§ Written task
Each line containing the word "several" must be collected.
>> begin Raw records
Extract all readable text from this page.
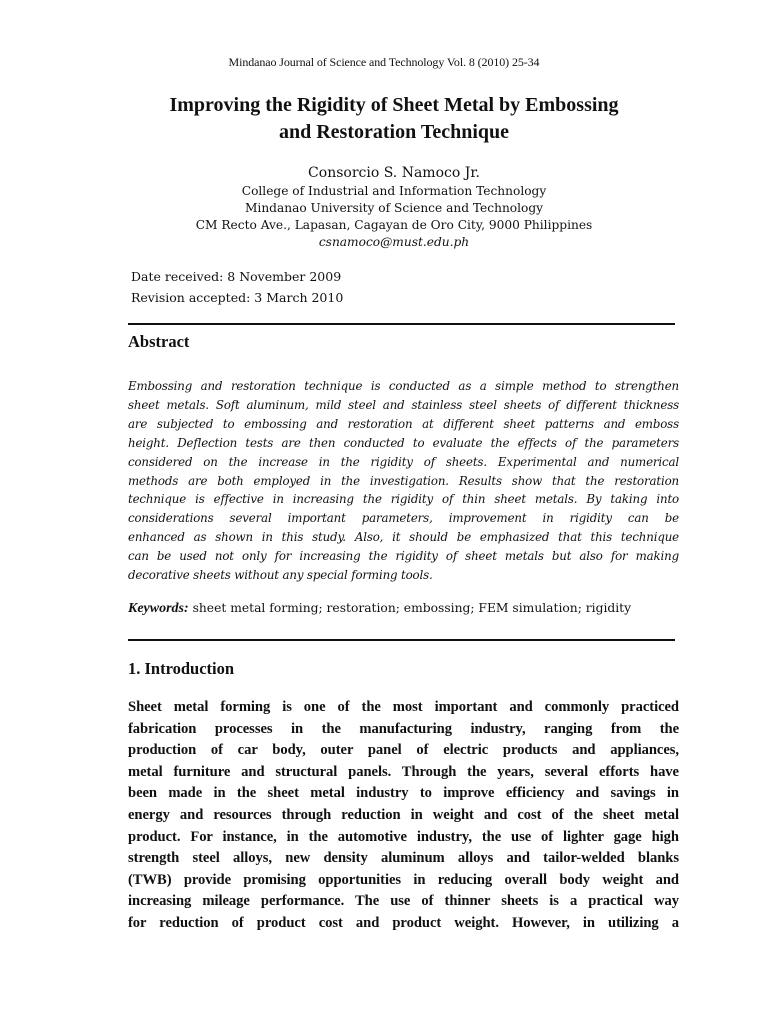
Mindanao Journal of Science and Technology Vol. 8 (2010) 25-34
Improving the Rigidity of Sheet Metal by Embossing
and Restoration Technique
Consorcio S. Namoco Jr.
College of Industrial and Information Technology
Mindanao University of Science and Technology
CM Recto Ave., Lapasan, Cagayan de Oro City, 9000 Philippines
csnamoco@must.edu.ph
Date received: 8 November 2009
Revision accepted: 3 March 2010
Abstract
Embossing and restoration technique is conducted as a simple method to strengthen
sheet metals. Soft aluminum, mild steel and stainless steel sheets of different thickness
are subjected to embossing and restoration at different sheet patterns and emboss
height. Deflection tests are then conducted to evaluate the effects of the parameters
considered on the increase in the rigidity of sheets. Experimental and numerical
methods are both employed in the investigation. Results show that the restoration
technique is effective in increasing the rigidity of thin sheet metals. By taking into
considerations several important parameters, improvement in rigidity can be
enhanced as shown in this study. Also, it should be emphasized that this technique
can be used not only for increasing the rigidity of sheet metals but also for making
decorative sheets without any special forming tools.
Keywords: sheet metal forming; restoration; embossing; FEM simulation; rigidity
1. Introduction
Sheet metal forming is one of the most important and commonly practiced
fabrication processes in the manufacturing industry, ranging from the
production of car body, outer panel of electric products and appliances,
metal furniture and structural panels. Through the years, several efforts have
been made in the sheet metal industry to improve efficiency and savings in
energy and resources through reduction in weight and cost of the sheet metal
product. For instance, in the automotive industry, the use of lighter gage high
strength steel alloys, new density aluminum alloys and tailor-welded blanks
(TWB) provide promising opportunities in reducing overall body weight and
increasing mileage performance. The use of thinner sheets is a practical way
for reduction of product cost and product weight. However, in utilizing a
>> end Raw records
§ Problem solution
considerations several important parameters, improvement in rigidity can be
metal furniture and structural panels. Through the years, several efforts have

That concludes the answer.